## Study text:

none of this behaviour is reflective of me irl either, if you're trying to imply that. i'm a lot more careful and aware of people's feelings when i try to criticise them or their ideas irl. so blunt insults don't fly with me irl.

" im am not particularly trying to help u and u didnt ask for my help but i know it is possible that in the future you might have different feelings than u do now"
i don't think you can help me in any way but i do prefer this kind of posting to the ones you made before. the ones before you seem to have an "i have gwedin all figured out even though i don't know the guy at all" approach, or at least it comes off that way, arrogant and knowitall i guess.

"i read some of your blog. i see you have a pretty shitty life. "
in a way. im a lot better off than i was a while ago, i have goals, money a job im going to study soon blah bla blah but im still just as unhappy and exhausted for whatever reason.

"to me it is pretty obvious that an offline life is a more ideal one than an online life and if someone spends a lot of time online then it means their offline life is shitty or not meeting their emotional needs."
i agree but im not online a shitload these days and the reasons why i am online when i am are better ones than what they used to be when i was simply a layabout that spent all day online.

"my posts are valuable. "
so are mine!

"my ideas are worth millions of dollars."

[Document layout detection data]

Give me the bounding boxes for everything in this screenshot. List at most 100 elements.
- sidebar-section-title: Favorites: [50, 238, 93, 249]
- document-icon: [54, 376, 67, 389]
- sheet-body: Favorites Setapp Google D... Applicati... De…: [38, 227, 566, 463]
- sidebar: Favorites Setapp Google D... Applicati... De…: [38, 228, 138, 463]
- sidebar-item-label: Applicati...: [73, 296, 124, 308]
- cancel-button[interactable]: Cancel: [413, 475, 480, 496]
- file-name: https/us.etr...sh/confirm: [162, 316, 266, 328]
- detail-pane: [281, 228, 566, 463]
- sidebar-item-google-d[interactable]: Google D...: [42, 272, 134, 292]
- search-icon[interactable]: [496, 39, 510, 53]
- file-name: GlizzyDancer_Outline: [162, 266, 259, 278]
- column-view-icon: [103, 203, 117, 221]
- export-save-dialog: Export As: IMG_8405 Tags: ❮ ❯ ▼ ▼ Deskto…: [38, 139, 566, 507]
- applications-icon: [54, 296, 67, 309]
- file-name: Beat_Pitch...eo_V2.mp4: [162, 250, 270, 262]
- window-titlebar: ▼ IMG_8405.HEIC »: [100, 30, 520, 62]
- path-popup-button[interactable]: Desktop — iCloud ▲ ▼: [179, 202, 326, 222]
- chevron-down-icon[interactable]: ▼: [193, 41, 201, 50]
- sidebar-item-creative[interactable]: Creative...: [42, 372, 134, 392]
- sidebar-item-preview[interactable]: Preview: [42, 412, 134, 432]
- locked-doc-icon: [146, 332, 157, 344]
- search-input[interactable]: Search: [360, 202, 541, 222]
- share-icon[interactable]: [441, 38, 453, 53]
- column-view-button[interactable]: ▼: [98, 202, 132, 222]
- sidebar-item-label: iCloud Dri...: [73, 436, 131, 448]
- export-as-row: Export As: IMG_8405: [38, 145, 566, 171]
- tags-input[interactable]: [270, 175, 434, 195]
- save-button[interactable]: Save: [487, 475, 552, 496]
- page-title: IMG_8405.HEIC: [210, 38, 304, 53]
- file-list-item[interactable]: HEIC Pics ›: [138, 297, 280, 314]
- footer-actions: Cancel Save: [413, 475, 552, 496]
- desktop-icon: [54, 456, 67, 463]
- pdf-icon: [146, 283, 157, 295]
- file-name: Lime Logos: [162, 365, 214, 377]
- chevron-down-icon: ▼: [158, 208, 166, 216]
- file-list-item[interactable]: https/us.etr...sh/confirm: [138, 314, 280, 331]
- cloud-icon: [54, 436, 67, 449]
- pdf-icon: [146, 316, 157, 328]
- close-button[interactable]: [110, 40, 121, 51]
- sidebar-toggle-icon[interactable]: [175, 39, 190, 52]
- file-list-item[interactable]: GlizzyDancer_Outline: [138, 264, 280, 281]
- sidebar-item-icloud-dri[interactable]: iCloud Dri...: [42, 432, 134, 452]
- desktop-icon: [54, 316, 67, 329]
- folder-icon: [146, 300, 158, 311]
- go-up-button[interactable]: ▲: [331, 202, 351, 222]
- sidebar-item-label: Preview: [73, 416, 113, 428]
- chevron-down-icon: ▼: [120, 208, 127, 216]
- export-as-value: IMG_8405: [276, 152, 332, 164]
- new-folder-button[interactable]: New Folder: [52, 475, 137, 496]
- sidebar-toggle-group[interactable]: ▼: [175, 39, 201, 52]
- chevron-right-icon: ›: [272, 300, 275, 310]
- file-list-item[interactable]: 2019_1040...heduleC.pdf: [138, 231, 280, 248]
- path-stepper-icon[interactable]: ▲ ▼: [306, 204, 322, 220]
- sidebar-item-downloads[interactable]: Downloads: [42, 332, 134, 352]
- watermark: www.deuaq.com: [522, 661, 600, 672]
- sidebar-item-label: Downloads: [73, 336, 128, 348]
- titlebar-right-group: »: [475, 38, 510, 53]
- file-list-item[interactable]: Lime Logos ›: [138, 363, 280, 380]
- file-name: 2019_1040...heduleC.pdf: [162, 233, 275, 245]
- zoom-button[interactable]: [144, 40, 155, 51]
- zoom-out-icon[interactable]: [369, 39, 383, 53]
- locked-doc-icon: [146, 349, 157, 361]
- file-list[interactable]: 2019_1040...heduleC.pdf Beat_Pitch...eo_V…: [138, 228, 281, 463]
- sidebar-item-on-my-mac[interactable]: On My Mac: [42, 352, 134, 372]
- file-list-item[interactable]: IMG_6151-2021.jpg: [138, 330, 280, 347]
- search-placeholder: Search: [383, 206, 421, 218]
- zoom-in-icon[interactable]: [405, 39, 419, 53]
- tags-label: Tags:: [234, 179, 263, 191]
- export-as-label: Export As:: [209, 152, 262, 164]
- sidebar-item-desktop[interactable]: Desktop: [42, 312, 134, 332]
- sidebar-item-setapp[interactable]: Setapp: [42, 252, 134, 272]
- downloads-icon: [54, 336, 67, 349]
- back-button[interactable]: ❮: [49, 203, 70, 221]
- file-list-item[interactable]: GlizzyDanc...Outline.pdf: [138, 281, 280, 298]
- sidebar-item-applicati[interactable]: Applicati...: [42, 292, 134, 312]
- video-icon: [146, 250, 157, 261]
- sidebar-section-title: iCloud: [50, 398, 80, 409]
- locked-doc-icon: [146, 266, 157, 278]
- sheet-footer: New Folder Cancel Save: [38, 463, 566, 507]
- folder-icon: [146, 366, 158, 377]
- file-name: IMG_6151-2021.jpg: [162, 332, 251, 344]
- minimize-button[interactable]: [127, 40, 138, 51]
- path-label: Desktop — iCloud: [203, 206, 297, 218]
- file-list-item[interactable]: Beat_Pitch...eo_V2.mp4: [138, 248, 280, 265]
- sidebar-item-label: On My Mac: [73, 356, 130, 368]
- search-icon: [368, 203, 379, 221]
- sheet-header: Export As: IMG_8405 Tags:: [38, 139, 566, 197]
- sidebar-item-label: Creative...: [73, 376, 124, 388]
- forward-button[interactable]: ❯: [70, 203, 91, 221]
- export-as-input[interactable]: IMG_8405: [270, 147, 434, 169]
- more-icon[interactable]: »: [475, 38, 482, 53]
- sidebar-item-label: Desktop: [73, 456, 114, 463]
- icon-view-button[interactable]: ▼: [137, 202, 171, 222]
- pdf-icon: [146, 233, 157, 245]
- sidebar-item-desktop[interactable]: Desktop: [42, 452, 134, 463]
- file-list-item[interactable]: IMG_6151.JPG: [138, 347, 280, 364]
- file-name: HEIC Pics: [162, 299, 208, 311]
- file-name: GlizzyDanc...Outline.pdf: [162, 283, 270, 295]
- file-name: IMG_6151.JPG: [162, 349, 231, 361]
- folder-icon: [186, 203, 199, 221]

## Instructions:
a – Set down the part of the forum reply that begins at "i don't think" and ends after "for whatever reason.", word for word.
b – In the forum reply, what does the writer say they are going to do soon?
Rely on the forum reply alone.

## Solutions below:
a –
i don't think you can help me in any way but i do prefer this kind of posting to the ones you made before. the ones before you seem to have an "i have gwedin all figured out even though i don't know the guy at all" approach, or at least it comes off that way, arrogant and knowitall i guess.

"i read some of your blog. i see you have a pretty shitty life. "
in a way. im a lot better off than i was a while ago, i have goals, money a job im going to study soon blah bla blah but im still just as unhappy and exhausted for whatever reason.

b – The writer is going to study soon.